Everything in the listing should be restated word for word.
-- BEGIN --
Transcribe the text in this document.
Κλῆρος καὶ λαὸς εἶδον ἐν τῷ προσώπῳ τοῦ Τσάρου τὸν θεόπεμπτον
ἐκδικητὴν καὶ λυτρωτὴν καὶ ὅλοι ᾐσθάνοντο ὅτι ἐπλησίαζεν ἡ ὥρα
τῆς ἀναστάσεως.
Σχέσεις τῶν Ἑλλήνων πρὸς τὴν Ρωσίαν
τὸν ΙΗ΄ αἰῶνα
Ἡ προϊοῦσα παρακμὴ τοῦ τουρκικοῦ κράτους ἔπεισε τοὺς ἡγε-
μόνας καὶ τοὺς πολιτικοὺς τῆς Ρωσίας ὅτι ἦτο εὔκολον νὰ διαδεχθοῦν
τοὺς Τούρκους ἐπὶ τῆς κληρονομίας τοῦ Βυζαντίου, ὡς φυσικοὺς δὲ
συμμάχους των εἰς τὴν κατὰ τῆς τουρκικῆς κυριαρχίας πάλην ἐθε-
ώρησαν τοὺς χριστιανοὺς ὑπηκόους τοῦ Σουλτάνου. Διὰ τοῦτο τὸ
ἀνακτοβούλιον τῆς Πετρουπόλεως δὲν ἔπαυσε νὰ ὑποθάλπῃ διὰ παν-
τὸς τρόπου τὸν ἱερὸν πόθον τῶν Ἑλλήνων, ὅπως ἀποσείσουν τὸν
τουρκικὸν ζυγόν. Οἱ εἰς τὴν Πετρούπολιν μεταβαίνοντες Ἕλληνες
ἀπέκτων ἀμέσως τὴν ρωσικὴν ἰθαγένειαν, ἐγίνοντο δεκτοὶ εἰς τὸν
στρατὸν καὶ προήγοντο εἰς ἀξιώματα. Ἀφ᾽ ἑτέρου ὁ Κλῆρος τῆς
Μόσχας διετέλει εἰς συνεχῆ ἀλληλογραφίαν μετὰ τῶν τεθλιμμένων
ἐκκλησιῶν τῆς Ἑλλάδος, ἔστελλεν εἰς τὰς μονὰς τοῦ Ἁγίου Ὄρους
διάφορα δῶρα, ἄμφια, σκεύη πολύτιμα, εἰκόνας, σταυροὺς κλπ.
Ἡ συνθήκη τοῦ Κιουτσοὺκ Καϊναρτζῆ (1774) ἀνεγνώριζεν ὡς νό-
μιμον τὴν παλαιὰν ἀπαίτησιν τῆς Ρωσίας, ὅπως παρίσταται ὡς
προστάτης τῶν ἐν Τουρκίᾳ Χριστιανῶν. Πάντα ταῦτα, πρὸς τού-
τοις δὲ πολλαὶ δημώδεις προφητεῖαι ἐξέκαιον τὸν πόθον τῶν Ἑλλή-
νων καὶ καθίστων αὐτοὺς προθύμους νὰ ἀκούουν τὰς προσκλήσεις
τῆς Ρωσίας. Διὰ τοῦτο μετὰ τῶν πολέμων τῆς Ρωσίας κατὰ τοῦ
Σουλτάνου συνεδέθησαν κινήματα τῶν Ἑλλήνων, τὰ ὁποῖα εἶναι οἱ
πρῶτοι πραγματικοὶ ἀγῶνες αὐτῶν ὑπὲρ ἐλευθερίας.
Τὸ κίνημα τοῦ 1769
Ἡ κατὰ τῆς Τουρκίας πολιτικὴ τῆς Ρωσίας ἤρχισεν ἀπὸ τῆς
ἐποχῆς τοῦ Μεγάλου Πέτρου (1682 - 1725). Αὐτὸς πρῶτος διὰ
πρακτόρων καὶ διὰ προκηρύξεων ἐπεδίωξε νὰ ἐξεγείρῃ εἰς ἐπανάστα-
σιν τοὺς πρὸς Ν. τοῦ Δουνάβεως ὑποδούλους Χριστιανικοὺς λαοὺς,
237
-- END --
→ THE REPLY:
Transcribe the text in this document.
Κλῆρος καὶ λαὸς εἶδον ἐν τῷ προσώπῳ τοῦ Τσάρου τὸν θεόπεμπτον
ἐκδικητὴν καὶ λυτρωτὴν καὶ ὅλοι ᾐσθάνοντο ὅτι ἐπλησίαζεν ἡ ὥρα
τῆς ἀναστάσεως.
Σχέσεις τῶν Ἑλλήνων πρὸς τὴν Ρωσίαν
τὸν ΙΗ΄ αἰῶνα
Ἡ προϊοῦσα παρακμὴ τοῦ τουρκικοῦ κράτους ἔπεισε τοὺς ἡγε-
μόνας καὶ τοὺς πολιτικοὺς τῆς Ρωσίας ὅτι ἦτο εὔκολον νὰ διαδεχθοῦν
τοὺς Τούρκους ἐπὶ τῆς κληρονομίας τοῦ Βυζαντίου, ὡς φυσικοὺς δὲ
συμμάχους των εἰς τὴν κατὰ τῆς τουρκικῆς κυριαρχίας πάλην ἐθε-
ώρησαν τοὺς χριστιανοὺς ὑπηκόους τοῦ Σουλτάνου. Διὰ τοῦτο τὸ
ἀνακτοβούλιον τῆς Πετρουπόλεως δὲν ἔπαυσε νὰ ὑποθάλπῃ διὰ παν-
τὸς τρόπου τὸν ἱερὸν πόθον τῶν Ἑλλήνων, ὅπως ἀποσείσουν τὸν
τουρκικὸν ζυγόν. Οἱ εἰς τὴν Πετρούπολιν μεταβαίνοντες Ἕλληνες
ἀπέκτων ἀμέσως τὴν ρωσικὴν ἰθαγένειαν, ἐγίνοντο δεκτοὶ εἰς τὸν
στρατὸν καὶ προήγοντο εἰς ἀξιώματα. Ἀφ᾽ ἑτέρου ὁ Κλῆρος τῆς
Μόσχας διετέλει εἰς συνεχῆ ἀλληλογραφίαν μετὰ τῶν τεθλιμμένων
ἐκκλησιῶν τῆς Ἑλλάδος, ἔστελλεν εἰς τὰς μονὰς τοῦ Ἁγίου Ὄρους
διάφορα δῶρα, ἄμφια, σκεύη πολύτιμα, εἰκόνας, σταυροὺς κλπ.
Ἡ συνθήκη τοῦ Κιουτσοὺκ Καϊναρτζῆ (1774) ἀνεγνώριζεν ὡς νό-
μιμον τὴν παλαιὰν ἀπαίτησιν τῆς Ρωσίας, ὅπως παρίσταται ὡς
προστάτης τῶν ἐν Τουρκίᾳ Χριστιανῶν. Πάντα ταῦτα, πρὸς τού-
τοις δὲ πολλαὶ δημώδεις προφητεῖαι ἐξέκαιον τὸν πόθον τῶν Ἑλλή-
νων καὶ καθίστων αὐτοὺς προθύμους νὰ ἀκούουν τὰς προσκλήσεις
τῆς Ρωσίας. Διὰ τοῦτο μετὰ τῶν πολέμων τῆς Ρωσίας κατὰ τοῦ
Σουλτάνου συνεδέθησαν κινήματα τῶν Ἑλλήνων, τὰ ὁποῖα εἶναι οἱ
πρῶτοι πραγματικοὶ ἀγῶνες αὐτῶν ὑπὲρ ἐλευθερίας.
Τὸ κίνημα τοῦ 1769
Ἡ κατὰ τῆς Τουρκίας πολιτικὴ τῆς Ρωσίας ἤρχισεν ἀπὸ τῆς
ἐποχῆς τοῦ Μεγάλου Πέτρου (1682 - 1725). Αὐτὸς πρῶτος διὰ
πρακτόρων καὶ διὰ προκηρύξεων ἐπεδίωξε νὰ ἐξεγείρῃ εἰς ἐπανάστα-
σιν τοὺς πρὸς Ν. τοῦ Δουνάβεως ὑποδούλους Χριστιανικοὺς λαοὺς,
237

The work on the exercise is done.